For the listing underneath, give the count of lines containing the string "Cross" and nothing further.

######

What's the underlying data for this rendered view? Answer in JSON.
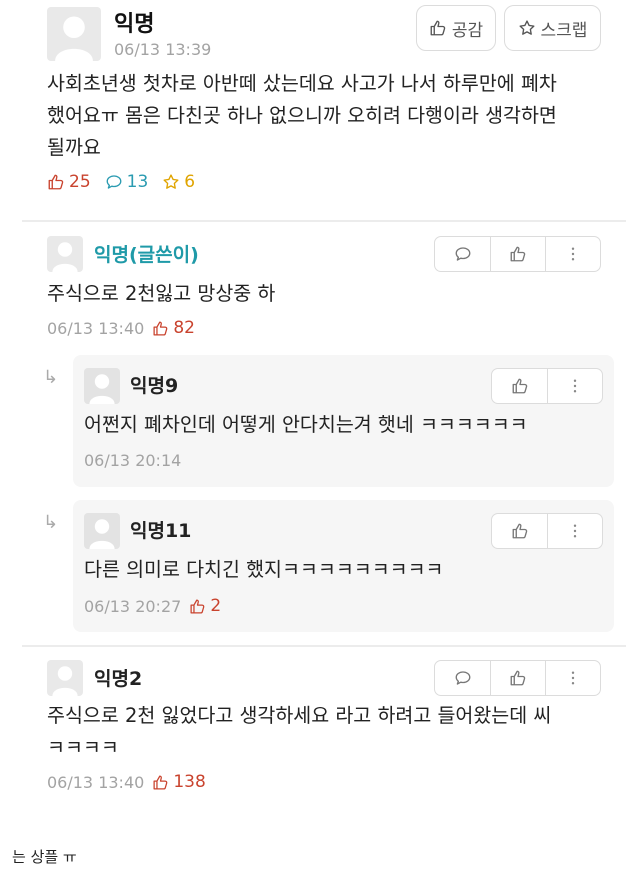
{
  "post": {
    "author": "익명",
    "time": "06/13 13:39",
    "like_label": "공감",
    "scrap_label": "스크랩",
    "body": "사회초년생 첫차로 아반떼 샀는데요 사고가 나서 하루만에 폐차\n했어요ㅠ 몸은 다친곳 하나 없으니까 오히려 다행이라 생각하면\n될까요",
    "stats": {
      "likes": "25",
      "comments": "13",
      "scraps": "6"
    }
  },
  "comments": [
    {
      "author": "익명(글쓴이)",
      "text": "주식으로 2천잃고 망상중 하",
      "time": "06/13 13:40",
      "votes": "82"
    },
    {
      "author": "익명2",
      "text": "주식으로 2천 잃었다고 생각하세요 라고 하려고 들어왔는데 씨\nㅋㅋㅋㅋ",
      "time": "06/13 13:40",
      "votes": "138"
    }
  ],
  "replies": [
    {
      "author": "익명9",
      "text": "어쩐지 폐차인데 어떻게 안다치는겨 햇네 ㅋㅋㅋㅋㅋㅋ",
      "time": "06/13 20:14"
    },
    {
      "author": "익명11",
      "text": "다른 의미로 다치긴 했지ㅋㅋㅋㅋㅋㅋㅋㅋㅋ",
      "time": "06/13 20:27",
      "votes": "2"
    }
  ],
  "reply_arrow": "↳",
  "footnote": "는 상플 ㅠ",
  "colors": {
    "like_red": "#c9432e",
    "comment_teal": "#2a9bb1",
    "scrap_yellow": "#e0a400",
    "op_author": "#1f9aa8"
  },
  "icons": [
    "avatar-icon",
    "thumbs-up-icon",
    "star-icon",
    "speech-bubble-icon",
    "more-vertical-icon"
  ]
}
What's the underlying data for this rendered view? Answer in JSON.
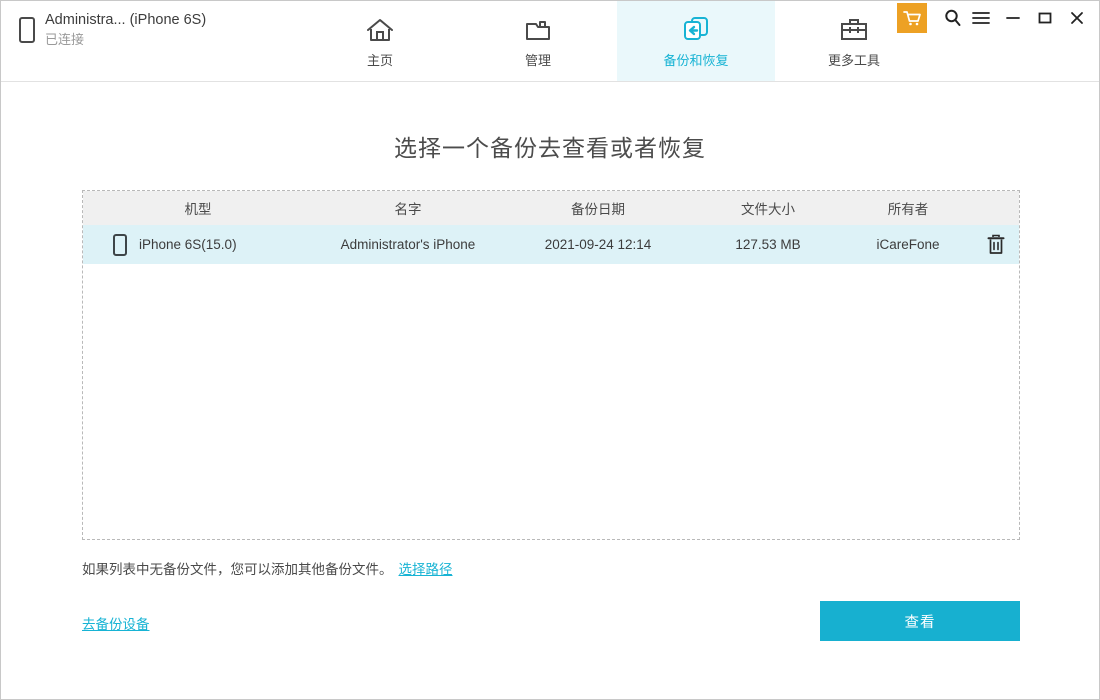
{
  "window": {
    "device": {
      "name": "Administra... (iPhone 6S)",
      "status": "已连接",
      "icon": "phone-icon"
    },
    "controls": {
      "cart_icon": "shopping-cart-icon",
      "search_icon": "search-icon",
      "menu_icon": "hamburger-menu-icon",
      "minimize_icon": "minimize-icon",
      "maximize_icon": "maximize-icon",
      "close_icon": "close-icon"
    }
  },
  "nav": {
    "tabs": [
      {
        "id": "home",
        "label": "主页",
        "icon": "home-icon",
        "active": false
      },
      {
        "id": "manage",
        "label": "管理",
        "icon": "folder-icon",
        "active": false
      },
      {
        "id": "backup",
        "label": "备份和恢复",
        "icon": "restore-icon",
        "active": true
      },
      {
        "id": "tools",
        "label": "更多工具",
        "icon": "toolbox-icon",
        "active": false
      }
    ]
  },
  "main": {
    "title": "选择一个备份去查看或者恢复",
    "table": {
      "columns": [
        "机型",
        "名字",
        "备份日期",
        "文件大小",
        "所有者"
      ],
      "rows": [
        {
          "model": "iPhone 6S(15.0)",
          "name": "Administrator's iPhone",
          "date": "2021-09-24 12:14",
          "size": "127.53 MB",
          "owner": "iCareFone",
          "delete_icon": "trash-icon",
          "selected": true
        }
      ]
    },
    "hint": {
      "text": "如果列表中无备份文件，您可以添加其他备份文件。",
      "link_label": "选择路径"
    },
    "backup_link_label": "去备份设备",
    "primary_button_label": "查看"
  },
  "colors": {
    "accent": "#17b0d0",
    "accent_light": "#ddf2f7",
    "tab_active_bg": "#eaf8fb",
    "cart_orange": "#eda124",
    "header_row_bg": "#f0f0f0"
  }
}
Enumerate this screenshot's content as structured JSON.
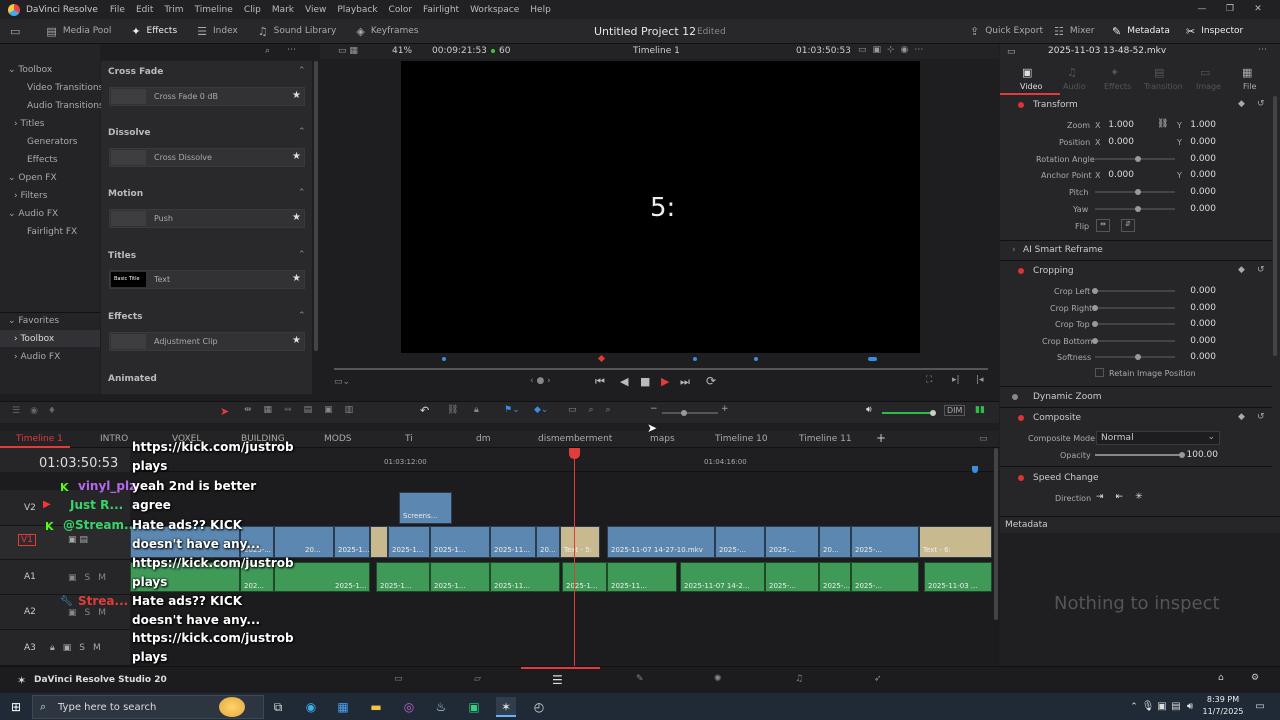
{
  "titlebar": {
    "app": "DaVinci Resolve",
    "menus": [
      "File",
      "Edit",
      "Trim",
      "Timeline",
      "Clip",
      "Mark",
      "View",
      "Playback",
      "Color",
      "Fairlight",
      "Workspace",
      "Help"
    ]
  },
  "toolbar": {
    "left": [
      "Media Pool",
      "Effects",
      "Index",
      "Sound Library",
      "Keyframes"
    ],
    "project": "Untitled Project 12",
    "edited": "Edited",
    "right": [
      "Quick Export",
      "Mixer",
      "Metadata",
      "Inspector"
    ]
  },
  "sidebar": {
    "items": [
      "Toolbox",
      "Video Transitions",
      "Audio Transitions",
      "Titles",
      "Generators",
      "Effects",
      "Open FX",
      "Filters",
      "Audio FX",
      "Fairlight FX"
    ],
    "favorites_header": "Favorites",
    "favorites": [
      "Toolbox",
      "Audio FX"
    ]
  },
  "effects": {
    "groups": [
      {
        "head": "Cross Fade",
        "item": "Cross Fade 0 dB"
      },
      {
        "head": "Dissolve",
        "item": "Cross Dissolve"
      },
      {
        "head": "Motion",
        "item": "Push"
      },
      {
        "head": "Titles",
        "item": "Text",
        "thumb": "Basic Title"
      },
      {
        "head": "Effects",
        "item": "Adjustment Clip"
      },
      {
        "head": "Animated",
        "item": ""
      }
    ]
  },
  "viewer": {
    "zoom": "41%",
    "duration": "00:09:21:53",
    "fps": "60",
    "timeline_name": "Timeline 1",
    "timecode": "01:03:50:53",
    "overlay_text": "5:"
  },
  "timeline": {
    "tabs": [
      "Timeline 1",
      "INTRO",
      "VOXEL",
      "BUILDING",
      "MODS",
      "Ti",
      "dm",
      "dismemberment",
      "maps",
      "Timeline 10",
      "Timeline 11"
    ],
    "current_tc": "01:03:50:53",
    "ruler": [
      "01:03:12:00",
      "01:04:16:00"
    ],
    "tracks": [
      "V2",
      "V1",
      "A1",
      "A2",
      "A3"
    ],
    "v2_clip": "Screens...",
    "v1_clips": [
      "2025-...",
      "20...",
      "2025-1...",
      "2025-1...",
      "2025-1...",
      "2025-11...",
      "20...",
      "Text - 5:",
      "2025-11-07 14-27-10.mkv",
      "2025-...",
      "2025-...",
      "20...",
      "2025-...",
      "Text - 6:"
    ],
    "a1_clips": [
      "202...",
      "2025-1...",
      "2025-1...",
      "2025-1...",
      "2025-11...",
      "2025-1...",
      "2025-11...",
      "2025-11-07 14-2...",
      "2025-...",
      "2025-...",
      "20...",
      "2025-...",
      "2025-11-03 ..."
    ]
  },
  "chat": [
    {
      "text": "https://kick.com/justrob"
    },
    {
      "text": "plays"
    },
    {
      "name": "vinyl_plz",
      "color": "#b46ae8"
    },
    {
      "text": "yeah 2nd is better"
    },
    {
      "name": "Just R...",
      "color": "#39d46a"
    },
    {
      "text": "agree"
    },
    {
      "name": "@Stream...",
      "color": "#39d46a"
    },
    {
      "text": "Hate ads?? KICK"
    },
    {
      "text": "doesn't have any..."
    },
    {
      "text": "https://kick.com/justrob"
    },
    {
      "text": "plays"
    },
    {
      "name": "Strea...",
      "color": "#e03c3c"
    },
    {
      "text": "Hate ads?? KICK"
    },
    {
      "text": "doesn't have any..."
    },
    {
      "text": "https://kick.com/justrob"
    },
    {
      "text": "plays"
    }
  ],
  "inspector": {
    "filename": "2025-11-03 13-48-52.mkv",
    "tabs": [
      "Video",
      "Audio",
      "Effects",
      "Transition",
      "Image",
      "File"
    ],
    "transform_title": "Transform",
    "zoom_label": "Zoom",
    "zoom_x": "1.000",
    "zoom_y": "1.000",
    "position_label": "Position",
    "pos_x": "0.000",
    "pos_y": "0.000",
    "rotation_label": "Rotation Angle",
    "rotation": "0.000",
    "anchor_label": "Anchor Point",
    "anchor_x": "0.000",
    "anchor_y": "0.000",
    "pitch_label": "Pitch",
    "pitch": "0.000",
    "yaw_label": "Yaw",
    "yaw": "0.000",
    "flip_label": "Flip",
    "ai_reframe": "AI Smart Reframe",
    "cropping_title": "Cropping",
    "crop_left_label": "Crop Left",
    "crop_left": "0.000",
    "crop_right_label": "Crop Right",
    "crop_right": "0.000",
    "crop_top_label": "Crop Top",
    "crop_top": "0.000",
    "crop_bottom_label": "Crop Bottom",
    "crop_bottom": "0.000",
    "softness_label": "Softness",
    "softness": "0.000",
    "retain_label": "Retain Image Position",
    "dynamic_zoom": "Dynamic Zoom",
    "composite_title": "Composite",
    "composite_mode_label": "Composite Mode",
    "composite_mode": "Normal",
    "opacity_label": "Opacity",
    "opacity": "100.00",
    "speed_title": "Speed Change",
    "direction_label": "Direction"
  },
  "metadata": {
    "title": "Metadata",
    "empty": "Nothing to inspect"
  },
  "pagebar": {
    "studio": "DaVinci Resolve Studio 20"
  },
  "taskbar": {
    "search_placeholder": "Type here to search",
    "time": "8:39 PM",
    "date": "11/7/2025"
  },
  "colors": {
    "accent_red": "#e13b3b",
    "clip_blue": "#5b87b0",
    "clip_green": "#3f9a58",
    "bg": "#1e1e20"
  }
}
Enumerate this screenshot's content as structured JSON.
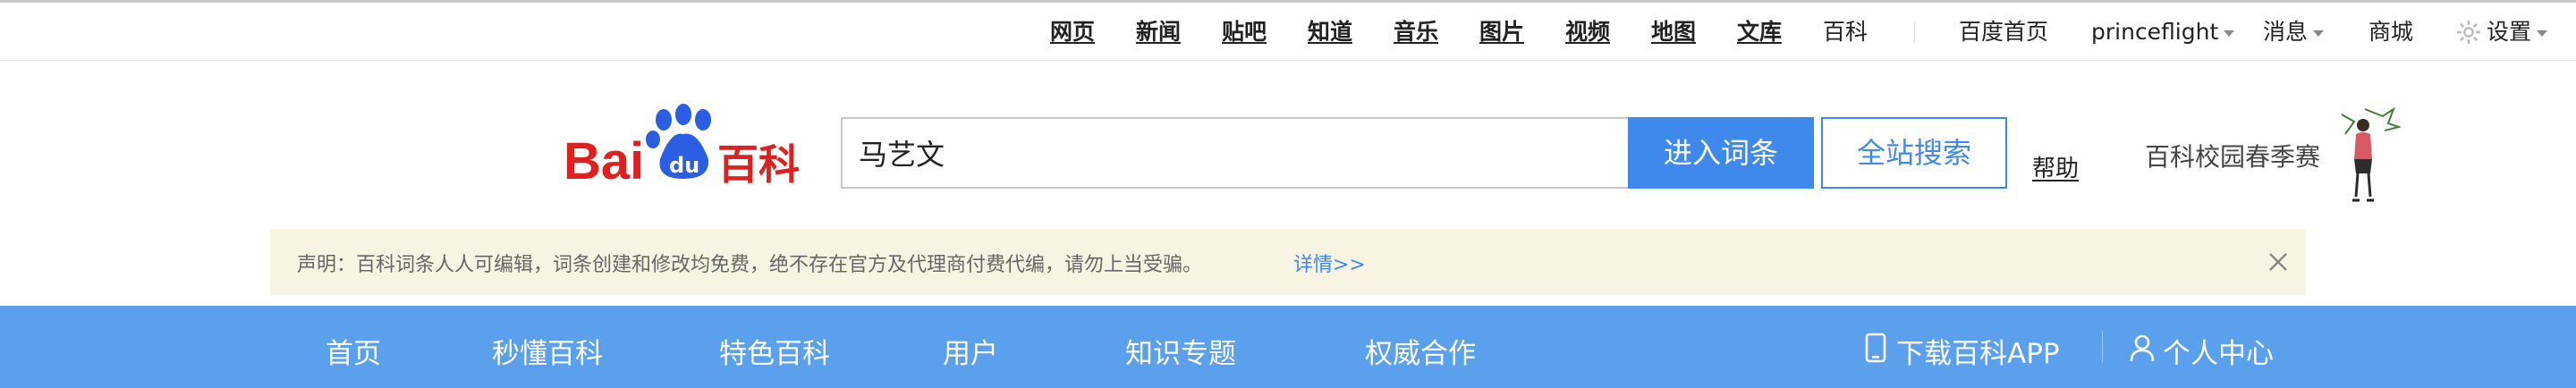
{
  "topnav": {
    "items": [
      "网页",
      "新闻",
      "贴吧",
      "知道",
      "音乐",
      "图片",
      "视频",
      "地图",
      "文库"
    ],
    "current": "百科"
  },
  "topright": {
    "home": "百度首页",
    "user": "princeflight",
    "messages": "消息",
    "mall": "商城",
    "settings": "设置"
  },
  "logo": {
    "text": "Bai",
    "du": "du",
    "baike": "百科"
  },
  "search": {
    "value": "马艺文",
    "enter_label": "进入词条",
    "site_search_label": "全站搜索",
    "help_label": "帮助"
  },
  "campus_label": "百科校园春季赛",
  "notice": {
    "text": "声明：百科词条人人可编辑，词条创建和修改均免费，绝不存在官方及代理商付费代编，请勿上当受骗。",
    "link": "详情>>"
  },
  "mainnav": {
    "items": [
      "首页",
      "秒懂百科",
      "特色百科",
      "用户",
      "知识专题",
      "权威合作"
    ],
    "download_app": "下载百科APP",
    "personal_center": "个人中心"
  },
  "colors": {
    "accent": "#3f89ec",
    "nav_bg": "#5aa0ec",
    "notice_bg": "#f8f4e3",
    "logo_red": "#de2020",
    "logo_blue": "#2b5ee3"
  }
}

######

Exercise output:
3